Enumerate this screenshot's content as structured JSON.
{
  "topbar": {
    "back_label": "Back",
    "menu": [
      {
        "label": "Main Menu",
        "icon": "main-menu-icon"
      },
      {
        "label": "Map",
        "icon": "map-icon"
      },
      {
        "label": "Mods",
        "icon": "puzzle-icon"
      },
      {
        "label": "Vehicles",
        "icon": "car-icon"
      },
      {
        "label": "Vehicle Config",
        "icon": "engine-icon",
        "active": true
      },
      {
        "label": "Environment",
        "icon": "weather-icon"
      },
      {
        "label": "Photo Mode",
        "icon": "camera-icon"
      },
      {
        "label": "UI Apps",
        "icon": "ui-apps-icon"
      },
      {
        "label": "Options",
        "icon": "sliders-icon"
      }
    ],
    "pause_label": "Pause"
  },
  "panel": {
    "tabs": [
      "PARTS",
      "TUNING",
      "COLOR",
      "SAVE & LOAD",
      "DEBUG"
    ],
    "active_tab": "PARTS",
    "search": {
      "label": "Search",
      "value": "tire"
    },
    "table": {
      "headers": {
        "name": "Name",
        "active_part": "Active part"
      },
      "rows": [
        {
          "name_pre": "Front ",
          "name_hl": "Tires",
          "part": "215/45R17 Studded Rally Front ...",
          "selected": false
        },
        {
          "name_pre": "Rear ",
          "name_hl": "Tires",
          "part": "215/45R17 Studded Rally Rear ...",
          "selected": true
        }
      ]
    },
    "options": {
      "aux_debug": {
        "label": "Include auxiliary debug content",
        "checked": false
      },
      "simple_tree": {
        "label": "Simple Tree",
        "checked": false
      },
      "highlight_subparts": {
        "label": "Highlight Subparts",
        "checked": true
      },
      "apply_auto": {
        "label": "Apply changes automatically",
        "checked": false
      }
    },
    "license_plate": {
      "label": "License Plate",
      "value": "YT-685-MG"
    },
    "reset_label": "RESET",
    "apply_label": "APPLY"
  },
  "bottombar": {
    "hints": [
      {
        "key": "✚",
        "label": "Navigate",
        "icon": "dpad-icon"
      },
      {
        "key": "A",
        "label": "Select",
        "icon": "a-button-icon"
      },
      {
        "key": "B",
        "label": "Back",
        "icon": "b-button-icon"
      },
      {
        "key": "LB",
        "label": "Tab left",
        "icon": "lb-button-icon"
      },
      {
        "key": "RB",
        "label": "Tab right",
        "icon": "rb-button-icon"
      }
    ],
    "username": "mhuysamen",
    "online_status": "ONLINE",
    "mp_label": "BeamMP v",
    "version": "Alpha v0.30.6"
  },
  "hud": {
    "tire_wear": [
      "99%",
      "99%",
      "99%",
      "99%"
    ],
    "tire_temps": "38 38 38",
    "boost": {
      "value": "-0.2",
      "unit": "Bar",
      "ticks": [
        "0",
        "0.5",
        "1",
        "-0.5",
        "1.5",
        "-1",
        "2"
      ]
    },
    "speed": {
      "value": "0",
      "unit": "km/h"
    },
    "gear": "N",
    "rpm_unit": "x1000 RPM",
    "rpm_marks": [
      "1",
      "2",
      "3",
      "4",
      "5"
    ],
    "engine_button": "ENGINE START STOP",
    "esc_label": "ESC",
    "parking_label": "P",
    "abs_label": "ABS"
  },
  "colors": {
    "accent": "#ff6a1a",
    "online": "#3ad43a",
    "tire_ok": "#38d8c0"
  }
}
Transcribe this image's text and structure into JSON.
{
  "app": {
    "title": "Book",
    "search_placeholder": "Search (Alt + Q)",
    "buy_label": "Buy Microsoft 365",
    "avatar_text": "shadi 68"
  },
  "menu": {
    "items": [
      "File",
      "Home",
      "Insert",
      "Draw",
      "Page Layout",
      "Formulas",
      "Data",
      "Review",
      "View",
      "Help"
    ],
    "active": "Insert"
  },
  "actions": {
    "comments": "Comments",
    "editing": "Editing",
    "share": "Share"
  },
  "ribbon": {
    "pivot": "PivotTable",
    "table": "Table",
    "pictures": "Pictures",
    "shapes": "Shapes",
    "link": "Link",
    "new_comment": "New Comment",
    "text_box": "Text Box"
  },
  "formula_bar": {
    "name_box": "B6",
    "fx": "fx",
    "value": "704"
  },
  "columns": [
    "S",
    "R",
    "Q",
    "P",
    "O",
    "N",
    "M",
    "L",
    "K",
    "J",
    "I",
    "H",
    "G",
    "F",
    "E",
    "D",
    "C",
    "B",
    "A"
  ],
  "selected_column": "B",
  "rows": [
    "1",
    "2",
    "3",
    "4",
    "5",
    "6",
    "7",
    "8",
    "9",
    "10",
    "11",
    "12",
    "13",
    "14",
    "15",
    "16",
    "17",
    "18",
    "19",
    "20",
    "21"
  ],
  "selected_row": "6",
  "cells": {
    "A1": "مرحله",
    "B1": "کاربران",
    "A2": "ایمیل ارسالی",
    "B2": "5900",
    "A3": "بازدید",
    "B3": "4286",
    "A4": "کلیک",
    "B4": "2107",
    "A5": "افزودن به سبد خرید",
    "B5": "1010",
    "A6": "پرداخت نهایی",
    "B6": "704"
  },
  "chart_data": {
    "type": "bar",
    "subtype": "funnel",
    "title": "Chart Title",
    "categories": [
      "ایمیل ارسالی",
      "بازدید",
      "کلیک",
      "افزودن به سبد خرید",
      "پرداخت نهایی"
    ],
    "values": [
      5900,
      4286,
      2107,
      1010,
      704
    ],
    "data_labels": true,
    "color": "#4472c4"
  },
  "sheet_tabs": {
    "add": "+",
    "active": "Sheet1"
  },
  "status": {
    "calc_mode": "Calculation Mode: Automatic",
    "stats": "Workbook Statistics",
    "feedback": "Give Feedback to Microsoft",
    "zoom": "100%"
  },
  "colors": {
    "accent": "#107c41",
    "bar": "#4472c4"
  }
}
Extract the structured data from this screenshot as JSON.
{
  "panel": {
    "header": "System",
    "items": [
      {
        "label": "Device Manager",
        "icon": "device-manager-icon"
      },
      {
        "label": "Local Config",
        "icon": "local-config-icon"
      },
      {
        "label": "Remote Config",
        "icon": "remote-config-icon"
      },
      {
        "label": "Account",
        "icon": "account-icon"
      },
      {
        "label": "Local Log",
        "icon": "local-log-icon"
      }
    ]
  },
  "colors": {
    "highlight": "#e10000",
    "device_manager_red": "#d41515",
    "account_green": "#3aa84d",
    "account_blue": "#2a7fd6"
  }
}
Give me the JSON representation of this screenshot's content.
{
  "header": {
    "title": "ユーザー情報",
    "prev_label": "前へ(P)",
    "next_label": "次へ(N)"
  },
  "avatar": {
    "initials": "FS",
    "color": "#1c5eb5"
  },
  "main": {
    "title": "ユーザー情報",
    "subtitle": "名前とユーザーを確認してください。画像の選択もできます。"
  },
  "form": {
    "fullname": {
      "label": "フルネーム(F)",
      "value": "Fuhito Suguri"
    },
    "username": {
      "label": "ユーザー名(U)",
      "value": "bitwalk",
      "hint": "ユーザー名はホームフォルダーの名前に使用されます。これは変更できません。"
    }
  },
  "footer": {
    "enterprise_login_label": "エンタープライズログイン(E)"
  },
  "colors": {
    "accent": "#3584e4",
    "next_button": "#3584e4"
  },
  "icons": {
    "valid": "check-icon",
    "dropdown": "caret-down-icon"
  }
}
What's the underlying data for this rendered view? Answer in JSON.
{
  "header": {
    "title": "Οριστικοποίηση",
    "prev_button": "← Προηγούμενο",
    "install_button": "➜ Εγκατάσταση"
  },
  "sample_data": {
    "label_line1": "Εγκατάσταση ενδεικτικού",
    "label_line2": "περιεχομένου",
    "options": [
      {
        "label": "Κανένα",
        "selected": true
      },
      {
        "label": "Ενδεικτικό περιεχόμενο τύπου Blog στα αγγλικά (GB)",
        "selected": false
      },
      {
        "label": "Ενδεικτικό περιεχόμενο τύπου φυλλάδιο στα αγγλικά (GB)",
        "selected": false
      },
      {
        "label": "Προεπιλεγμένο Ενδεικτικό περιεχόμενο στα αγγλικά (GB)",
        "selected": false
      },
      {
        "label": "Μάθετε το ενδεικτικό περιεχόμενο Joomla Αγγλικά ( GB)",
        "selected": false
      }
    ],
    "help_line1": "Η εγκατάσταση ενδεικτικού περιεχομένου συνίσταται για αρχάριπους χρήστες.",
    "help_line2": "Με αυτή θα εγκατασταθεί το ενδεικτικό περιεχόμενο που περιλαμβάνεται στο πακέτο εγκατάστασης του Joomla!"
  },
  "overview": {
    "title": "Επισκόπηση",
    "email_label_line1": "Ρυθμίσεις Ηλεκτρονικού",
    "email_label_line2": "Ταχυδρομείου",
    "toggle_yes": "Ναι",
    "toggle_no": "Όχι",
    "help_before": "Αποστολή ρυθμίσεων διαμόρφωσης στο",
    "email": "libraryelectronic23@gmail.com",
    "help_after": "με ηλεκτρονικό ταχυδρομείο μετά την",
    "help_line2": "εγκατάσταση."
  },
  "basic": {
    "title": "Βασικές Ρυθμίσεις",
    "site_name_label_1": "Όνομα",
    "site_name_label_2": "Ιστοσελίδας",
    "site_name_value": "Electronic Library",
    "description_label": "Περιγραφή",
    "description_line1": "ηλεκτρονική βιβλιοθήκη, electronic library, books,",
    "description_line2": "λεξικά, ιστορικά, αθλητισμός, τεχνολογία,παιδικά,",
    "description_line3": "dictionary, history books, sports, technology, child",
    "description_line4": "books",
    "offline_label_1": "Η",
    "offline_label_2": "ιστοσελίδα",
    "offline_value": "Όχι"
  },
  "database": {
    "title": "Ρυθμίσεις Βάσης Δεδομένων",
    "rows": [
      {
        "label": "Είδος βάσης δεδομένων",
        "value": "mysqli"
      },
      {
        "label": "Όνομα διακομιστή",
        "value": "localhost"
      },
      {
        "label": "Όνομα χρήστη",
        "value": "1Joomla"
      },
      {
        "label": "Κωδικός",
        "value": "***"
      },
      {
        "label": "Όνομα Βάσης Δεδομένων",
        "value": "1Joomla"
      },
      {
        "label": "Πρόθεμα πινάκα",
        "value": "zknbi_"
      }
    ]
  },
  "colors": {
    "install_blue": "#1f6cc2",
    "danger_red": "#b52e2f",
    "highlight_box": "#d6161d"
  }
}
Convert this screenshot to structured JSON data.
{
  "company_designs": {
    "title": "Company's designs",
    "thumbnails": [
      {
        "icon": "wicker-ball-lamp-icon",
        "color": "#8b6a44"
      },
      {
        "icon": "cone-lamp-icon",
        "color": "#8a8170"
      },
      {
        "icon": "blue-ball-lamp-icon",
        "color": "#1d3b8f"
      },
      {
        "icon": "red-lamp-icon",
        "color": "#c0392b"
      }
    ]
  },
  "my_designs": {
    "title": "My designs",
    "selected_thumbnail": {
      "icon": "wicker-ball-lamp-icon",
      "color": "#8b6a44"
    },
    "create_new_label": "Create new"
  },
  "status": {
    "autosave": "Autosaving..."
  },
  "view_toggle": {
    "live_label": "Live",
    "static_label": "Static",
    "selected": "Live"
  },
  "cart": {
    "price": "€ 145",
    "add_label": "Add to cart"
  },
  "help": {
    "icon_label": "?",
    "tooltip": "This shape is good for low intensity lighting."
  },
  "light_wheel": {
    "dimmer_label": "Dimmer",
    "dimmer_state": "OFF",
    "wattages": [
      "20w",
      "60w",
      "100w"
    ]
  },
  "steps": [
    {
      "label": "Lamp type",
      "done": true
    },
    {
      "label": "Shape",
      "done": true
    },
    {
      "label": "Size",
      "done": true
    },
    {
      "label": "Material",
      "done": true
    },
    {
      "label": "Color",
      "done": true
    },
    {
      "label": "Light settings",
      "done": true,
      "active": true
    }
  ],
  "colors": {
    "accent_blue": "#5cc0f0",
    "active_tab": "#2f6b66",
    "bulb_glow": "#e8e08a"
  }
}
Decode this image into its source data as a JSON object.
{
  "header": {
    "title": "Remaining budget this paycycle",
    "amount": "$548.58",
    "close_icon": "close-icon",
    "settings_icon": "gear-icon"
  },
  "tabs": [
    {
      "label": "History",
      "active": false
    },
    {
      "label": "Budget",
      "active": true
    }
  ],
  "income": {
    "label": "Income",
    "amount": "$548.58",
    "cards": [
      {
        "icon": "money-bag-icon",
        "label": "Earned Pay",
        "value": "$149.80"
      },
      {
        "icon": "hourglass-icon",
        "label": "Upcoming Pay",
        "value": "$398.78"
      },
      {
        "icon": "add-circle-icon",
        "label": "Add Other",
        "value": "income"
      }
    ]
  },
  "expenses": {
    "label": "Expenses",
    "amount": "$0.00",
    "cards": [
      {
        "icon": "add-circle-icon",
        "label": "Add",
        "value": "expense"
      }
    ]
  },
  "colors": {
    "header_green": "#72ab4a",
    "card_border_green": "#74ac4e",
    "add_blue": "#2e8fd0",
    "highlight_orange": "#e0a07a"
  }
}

*****

-- What is required --
Only a number is wanted: how many lines of the material include the word "τύπου".

-- Problem solution --
2